> _Passage to read_:
════════
On record: Deutsche Staatsphilharmonie Rheinland-Pfalz / Mark Fitz-Gerald – Shostakovich: The Gadfly, The Counterplan (Naxos Film Music Classics)

Shostakovich The Gadfly, The Counterplan Bachchor MainzDeutsche Staatsphilharmonie Rheinland-Pfalz / Mark Fitz-Gerald

Shostakovich
The Gadfly, Op.97 (1955) – complete original score (ed. Fitz-Gerald)
The Counterplan, Op. 33 (1932) – excerpts

Bachchor Mainz, Deutsche Staatsphilharmonie Rheinland-Pfalz / Mark Fitz-Gerald

Naxos Film Music Classics 8.573747 [61’46”]
Producer Roland Kistner Engineers Bernd Nothnagel, Karl Haffner
Dates March 21st-24th, 2017 in Philharmonie, Ludwigshafen

Reviewed by Richard Whitehouse

What’s the story?

Mark Fitz-Gerald continues his pioneering series of Shostakovich film scores in their original orchestration with this disc of the composer’s music for The Gadfly, coupled with pieces that never made it to the final cut and excerpts from the most successful of his earlier film-scores.
════════
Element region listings
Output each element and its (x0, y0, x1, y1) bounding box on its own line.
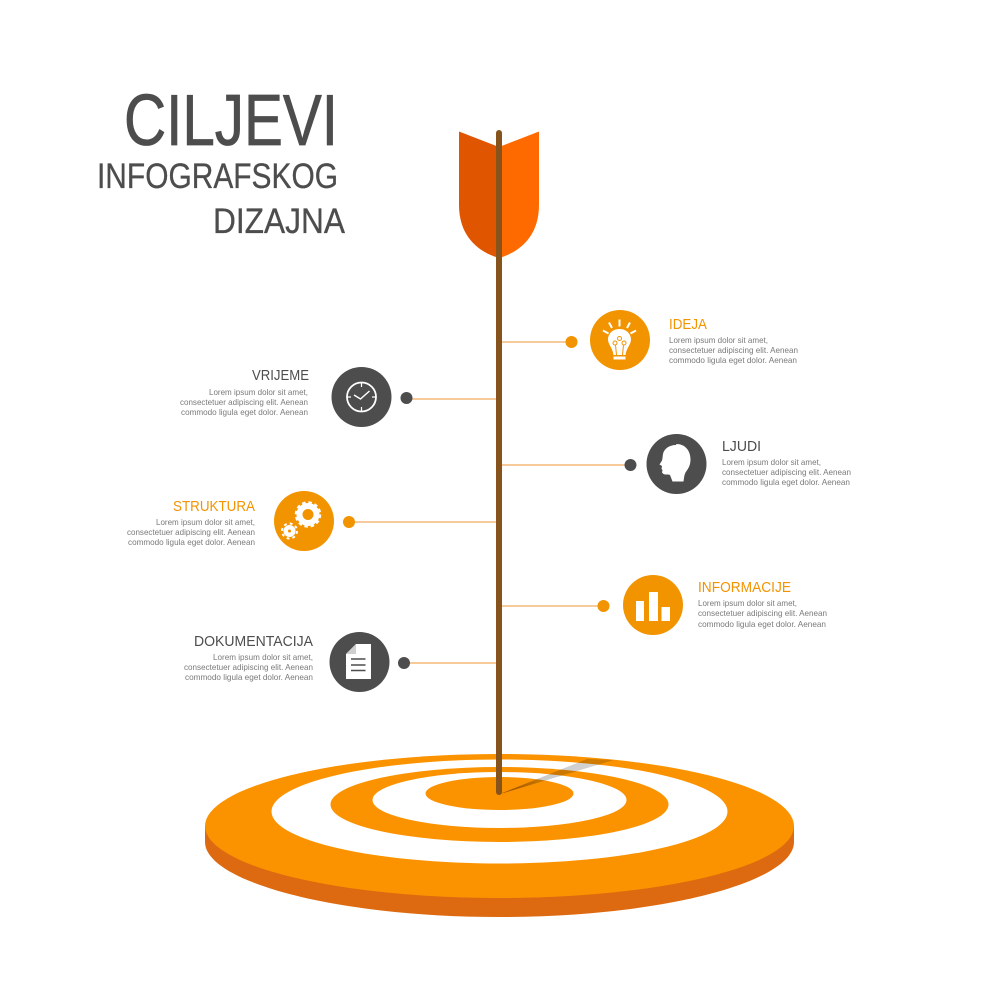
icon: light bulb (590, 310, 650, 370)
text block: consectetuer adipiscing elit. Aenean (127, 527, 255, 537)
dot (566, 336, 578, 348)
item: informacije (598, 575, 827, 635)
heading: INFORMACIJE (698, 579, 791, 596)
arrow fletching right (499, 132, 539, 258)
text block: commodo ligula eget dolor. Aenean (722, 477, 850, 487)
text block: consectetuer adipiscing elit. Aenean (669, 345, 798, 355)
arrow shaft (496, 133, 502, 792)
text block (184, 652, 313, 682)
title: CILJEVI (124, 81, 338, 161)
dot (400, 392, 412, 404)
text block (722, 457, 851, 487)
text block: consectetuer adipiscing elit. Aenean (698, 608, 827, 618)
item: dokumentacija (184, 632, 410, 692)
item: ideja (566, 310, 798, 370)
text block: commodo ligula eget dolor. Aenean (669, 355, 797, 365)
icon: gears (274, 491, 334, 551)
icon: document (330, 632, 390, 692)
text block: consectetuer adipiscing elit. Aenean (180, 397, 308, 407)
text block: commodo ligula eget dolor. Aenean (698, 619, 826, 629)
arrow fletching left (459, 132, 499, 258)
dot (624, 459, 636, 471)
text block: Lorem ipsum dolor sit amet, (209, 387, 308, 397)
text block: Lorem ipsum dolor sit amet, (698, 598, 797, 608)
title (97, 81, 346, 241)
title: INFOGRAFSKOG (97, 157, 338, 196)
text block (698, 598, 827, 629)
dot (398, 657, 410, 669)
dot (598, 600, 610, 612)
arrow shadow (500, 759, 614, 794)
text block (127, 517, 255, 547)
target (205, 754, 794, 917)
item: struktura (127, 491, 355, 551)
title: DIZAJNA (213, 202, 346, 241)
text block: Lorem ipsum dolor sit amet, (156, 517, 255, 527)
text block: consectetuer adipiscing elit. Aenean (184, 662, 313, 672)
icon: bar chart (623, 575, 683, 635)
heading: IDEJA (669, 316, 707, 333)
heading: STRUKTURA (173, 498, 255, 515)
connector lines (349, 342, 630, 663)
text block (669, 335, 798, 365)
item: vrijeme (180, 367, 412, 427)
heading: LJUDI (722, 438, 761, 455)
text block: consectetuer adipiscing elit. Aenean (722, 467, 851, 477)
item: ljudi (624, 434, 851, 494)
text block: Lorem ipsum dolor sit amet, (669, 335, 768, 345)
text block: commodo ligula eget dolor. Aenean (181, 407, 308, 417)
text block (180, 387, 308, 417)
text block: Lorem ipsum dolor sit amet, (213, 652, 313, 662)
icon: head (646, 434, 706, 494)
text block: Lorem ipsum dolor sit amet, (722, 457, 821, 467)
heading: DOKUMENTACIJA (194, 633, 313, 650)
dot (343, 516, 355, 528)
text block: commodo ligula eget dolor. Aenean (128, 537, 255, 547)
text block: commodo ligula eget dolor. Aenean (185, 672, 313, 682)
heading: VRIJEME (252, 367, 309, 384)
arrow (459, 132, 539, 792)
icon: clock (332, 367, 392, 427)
════════
> _Required task 1_:
According to the review, what does this disc contain besides the music for The Gadfly, and how does it fit into Mark Fitz-Gerald's wider project? Answer in one to three sentences.
> _Required task 2_:
Output the portion of the review starting with "The Counterplan, Op." and going on through "his earlier film-scores.".
The rows are not required for any of the work here.

> _Exercise output 1_:
Besides the music for The Gadfly, the disc includes pieces that never made it to the final cut and excerpts from The Counterplan, the most successful of Shostakovich's earlier film scores. It continues Mark Fitz-Gerald's pioneering series of Shostakovich film scores in their original orchestration.

> _Exercise output 2_:
The Counterplan, Op. 33 (1932) – excerpts

Bachchor Mainz, Deutsche Staatsphilharmonie Rheinland-Pfalz / Mark Fitz-Gerald

Naxos Film Music Classics 8.573747 [61’46”]
Producer Roland Kistner Engineers Bernd Nothnagel, Karl Haffner
Dates March 21st-24th, 2017 in Philharmonie, Ludwigshafen

Reviewed by Richard Whitehouse

What’s the story?

Mark Fitz-Gerald continues his pioneering series of Shostakovich film scores in their original orchestration with this disc of the composer’s music for The Gadfly, coupled with pieces that never made it to the final cut and excerpts from the most successful of his earlier film-scores.